# AIM OF THE EXERCISE
Go through the entries below and collect each line with the string "JSON" in it.

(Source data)

● ● ● ● ●

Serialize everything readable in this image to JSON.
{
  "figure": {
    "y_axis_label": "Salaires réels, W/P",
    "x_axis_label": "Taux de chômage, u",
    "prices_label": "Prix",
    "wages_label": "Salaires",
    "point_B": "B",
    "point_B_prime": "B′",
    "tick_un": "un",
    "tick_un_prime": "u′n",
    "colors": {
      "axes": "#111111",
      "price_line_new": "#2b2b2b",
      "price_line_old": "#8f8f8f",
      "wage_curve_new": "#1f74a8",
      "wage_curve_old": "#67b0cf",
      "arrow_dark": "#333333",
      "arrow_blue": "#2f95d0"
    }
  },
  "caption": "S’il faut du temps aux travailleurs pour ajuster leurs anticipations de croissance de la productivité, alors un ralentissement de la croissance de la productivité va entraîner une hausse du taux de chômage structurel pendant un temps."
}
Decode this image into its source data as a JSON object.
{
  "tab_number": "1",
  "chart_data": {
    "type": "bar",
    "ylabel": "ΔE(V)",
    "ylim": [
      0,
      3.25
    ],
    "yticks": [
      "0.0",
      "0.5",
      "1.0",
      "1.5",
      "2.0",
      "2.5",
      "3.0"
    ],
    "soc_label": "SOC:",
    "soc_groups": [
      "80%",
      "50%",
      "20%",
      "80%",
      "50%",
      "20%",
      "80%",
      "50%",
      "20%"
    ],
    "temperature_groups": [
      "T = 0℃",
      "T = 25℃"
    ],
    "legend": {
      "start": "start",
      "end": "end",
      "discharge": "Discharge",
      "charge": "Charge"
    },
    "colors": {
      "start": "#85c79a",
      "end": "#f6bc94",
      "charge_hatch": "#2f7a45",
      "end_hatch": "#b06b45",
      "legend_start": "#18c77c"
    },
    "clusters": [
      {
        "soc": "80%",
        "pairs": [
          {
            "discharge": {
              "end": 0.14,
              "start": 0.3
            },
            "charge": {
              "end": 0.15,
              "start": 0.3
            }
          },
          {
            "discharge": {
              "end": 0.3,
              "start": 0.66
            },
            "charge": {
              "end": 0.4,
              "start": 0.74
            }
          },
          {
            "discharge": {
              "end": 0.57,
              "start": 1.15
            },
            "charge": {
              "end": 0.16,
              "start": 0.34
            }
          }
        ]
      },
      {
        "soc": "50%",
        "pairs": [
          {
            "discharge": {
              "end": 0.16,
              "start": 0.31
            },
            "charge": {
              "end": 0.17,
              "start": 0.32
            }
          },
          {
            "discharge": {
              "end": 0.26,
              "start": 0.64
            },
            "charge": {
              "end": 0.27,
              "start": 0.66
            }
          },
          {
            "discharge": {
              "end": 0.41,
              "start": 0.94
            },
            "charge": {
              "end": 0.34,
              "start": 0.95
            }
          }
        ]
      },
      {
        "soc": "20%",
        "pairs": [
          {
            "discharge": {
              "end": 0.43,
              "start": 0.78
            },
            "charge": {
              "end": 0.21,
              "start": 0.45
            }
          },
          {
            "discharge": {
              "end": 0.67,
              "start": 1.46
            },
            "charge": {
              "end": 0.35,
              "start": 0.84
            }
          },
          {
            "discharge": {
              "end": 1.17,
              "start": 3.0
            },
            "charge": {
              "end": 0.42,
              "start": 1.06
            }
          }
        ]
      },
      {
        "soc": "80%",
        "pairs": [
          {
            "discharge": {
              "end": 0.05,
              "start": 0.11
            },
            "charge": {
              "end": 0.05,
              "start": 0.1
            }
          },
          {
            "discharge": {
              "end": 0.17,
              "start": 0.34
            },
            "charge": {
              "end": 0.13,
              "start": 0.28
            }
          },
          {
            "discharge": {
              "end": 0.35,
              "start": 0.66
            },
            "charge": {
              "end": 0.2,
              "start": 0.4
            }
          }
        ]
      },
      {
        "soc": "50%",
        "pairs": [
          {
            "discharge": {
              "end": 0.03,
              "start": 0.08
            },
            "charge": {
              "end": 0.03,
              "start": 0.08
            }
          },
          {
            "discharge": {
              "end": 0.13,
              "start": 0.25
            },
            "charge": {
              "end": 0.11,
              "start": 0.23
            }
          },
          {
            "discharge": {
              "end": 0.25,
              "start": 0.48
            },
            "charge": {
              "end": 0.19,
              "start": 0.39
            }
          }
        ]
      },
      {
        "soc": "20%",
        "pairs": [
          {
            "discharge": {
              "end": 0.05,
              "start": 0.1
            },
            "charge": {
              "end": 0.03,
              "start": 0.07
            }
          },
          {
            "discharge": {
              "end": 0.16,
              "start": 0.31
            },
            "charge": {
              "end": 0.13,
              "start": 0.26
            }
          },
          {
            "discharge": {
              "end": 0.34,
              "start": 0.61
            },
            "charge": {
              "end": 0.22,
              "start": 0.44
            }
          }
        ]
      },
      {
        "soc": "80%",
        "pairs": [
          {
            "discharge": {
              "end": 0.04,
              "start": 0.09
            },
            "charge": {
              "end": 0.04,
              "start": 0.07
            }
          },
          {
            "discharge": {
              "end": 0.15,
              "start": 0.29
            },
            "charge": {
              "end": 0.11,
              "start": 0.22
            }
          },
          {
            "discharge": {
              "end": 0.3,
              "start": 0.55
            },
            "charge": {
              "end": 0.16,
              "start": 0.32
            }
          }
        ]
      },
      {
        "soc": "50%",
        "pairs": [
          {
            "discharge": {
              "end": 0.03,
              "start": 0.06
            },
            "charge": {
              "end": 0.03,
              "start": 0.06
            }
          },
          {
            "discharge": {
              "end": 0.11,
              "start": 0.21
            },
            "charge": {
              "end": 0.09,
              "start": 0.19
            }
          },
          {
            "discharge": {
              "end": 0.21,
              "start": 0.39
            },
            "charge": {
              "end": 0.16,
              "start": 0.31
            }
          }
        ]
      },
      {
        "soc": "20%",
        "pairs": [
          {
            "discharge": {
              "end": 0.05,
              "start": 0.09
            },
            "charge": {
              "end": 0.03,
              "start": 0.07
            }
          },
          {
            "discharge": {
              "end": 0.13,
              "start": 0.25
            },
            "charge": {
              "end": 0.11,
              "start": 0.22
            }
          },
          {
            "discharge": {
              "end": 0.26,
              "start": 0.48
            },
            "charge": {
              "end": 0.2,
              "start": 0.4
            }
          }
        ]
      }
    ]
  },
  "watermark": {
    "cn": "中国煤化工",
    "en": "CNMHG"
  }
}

● ● ● ● ●

# OUTPUT OF THE TASK
Serialize everything readable in this image to JSON.
Decode this image into its source data as a JSON object.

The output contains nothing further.